● **Records**
::::

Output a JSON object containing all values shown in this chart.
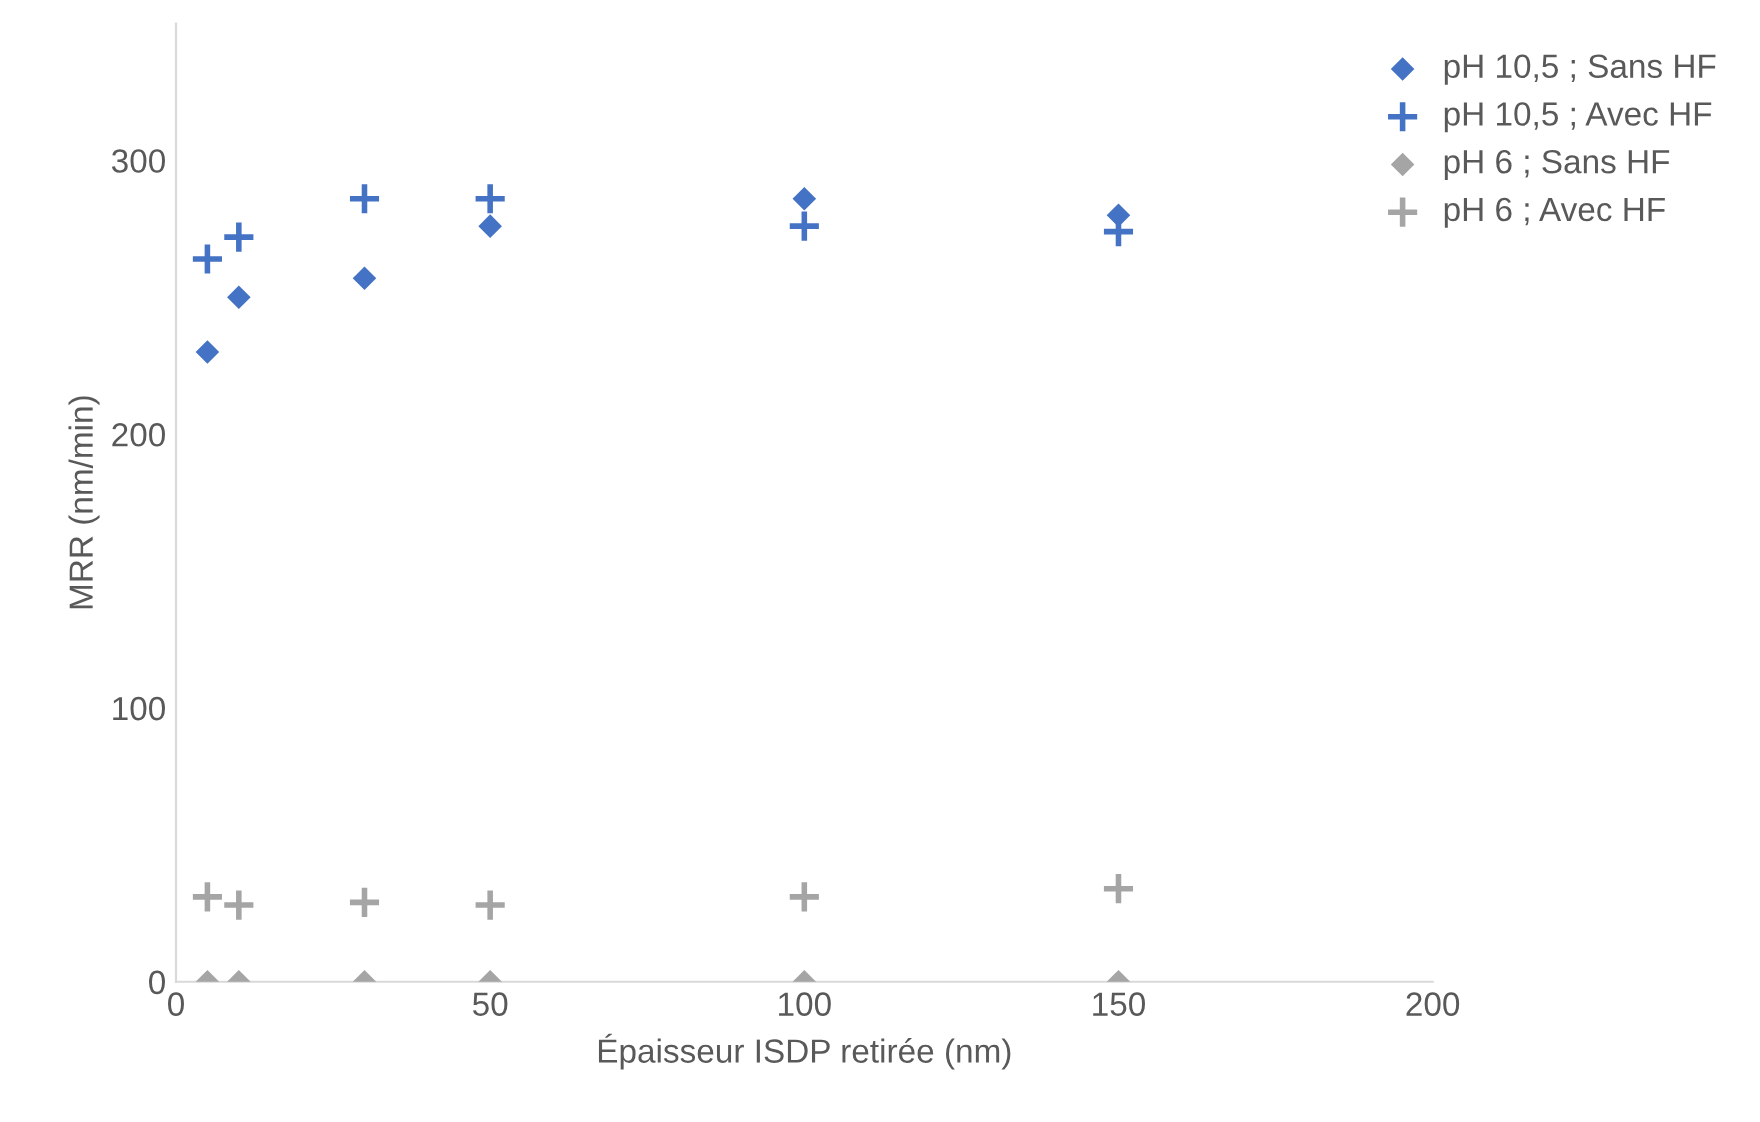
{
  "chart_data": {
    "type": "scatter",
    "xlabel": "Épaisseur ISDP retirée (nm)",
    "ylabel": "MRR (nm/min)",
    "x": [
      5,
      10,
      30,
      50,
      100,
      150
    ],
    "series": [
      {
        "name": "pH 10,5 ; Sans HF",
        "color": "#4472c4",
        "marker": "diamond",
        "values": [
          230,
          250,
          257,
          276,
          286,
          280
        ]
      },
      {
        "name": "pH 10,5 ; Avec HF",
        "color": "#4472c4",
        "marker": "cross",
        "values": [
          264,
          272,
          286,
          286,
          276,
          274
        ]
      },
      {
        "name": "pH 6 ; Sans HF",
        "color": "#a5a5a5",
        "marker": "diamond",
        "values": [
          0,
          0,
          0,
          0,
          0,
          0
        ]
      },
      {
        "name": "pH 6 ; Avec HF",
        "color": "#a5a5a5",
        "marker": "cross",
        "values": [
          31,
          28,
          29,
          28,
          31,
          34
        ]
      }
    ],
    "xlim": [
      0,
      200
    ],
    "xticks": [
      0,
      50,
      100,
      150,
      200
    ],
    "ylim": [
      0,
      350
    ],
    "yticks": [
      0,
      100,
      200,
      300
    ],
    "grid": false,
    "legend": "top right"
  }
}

::::

● **To be done**
Give the data again exactly as written, with all pictures left out.

● **Worked solution**
Output a JSON object containing all values shown in this chart.
{
  "chart_data": {
    "type": "scatter",
    "xlabel": "Épaisseur ISDP retirée (nm)",
    "ylabel": "MRR (nm/min)",
    "x": [
      5,
      10,
      30,
      50,
      100,
      150
    ],
    "series": [
      {
        "name": "pH 10,5 ; Sans HF",
        "color": "#4472c4",
        "marker": "diamond",
        "values": [
          230,
          250,
          257,
          276,
          286,
          280
        ]
      },
      {
        "name": "pH 10,5 ; Avec HF",
        "color": "#4472c4",
        "marker": "cross",
        "values": [
          264,
          272,
          286,
          286,
          276,
          274
        ]
      },
      {
        "name": "pH 6 ; Sans HF",
        "color": "#a5a5a5",
        "marker": "diamond",
        "values": [
          0,
          0,
          0,
          0,
          0,
          0
        ]
      },
      {
        "name": "pH 6 ; Avec HF",
        "color": "#a5a5a5",
        "marker": "cross",
        "values": [
          31,
          28,
          29,
          28,
          31,
          34
        ]
      }
    ],
    "xlim": [
      0,
      200
    ],
    "xticks": [
      0,
      50,
      100,
      150,
      200
    ],
    "ylim": [
      0,
      350
    ],
    "yticks": [
      0,
      100,
      200,
      300
    ],
    "grid": false,
    "legend": "top right"
  }
}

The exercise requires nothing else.